:: Records ::

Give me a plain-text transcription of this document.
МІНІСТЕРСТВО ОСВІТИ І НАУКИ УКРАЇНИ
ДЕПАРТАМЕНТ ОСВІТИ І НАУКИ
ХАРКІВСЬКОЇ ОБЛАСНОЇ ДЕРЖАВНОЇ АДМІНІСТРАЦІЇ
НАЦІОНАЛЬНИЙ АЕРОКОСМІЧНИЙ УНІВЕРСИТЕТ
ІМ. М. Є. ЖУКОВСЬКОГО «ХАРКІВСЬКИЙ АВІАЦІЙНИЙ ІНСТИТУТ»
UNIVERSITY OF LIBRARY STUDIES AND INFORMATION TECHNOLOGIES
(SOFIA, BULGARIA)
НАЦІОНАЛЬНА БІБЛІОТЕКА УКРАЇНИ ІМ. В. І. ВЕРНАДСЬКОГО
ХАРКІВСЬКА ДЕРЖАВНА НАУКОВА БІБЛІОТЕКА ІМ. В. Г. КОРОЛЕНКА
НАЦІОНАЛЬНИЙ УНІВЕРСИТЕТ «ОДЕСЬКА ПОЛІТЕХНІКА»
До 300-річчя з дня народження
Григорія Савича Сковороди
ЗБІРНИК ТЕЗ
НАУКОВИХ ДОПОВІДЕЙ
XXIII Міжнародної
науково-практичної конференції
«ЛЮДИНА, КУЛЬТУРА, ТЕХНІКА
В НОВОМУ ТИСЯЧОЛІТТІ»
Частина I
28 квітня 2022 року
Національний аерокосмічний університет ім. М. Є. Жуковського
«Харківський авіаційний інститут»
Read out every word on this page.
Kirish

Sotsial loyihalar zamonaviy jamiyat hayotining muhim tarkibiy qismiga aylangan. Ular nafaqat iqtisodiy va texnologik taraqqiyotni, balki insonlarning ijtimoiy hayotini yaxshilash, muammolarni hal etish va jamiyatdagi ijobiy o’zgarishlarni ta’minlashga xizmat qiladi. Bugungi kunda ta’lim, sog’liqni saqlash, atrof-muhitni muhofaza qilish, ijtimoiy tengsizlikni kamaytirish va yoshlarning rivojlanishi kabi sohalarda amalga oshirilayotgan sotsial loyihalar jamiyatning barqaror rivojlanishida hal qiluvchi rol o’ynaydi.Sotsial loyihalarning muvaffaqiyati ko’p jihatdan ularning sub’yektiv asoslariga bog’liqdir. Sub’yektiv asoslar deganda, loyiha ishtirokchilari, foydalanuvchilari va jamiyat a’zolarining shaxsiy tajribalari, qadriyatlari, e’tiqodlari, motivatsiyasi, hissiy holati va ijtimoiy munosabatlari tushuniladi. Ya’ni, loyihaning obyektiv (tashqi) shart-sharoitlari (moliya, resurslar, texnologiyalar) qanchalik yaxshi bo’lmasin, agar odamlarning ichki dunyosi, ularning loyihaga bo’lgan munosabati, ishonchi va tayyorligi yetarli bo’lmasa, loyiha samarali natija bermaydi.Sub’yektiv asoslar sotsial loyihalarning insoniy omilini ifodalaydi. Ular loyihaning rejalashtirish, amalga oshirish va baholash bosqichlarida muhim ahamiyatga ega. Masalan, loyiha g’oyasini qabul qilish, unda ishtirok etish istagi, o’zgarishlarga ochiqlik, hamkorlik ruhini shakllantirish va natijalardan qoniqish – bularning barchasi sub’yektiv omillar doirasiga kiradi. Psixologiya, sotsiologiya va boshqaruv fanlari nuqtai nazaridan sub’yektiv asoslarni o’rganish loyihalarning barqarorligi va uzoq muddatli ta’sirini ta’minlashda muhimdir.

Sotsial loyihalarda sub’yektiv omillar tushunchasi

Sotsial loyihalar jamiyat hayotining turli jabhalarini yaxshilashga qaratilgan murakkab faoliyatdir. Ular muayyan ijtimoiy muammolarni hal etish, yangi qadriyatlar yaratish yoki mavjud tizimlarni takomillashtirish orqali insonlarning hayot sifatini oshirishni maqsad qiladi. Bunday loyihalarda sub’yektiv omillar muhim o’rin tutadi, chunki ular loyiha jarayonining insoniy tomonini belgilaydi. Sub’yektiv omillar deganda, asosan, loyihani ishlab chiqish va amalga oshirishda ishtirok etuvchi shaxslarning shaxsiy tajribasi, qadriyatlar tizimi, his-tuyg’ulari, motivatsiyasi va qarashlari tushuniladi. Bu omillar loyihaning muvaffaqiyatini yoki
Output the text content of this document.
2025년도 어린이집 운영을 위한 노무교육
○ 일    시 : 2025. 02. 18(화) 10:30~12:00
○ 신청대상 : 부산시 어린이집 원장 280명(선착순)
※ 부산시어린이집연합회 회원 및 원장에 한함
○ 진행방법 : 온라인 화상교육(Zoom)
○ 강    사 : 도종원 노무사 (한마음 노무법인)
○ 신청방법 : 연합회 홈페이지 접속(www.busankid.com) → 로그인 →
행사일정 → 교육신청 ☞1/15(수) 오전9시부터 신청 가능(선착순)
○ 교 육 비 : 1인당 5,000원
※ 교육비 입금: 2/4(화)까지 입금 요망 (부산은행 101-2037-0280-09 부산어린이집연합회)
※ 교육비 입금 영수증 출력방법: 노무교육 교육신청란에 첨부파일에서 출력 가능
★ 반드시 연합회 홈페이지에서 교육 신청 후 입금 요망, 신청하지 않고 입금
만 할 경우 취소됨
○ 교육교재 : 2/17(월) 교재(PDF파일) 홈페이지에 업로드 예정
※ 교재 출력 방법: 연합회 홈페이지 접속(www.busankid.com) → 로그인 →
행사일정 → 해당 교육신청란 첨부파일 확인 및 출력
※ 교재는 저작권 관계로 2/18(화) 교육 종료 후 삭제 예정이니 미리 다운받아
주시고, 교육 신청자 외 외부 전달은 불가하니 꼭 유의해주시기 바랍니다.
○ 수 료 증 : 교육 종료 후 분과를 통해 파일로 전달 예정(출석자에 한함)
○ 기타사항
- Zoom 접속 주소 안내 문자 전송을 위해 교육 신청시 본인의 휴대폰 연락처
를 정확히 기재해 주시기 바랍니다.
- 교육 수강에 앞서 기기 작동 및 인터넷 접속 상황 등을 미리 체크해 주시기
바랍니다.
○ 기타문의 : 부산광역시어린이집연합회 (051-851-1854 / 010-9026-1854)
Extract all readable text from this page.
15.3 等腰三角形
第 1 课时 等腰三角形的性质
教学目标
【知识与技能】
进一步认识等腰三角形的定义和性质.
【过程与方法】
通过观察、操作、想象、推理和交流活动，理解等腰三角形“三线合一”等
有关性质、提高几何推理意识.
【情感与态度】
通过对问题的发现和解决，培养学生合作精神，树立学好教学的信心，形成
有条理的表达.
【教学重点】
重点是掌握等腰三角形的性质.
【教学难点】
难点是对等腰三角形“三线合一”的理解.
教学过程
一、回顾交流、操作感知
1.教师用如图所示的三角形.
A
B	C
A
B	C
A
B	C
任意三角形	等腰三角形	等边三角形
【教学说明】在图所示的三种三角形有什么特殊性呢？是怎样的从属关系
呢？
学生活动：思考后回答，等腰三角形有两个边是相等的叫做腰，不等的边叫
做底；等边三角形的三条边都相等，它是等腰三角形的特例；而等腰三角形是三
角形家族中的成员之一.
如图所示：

:::

• [Aim of the exercise]: Extract each line holding the string "Zoom".

• [Written response]:
○ 진행방법 : 온라인 화상교육(Zoom)
- Zoom 접속 주소 안내 문자 전송을 위해 교육 신청시 본인의 휴대폰 연락처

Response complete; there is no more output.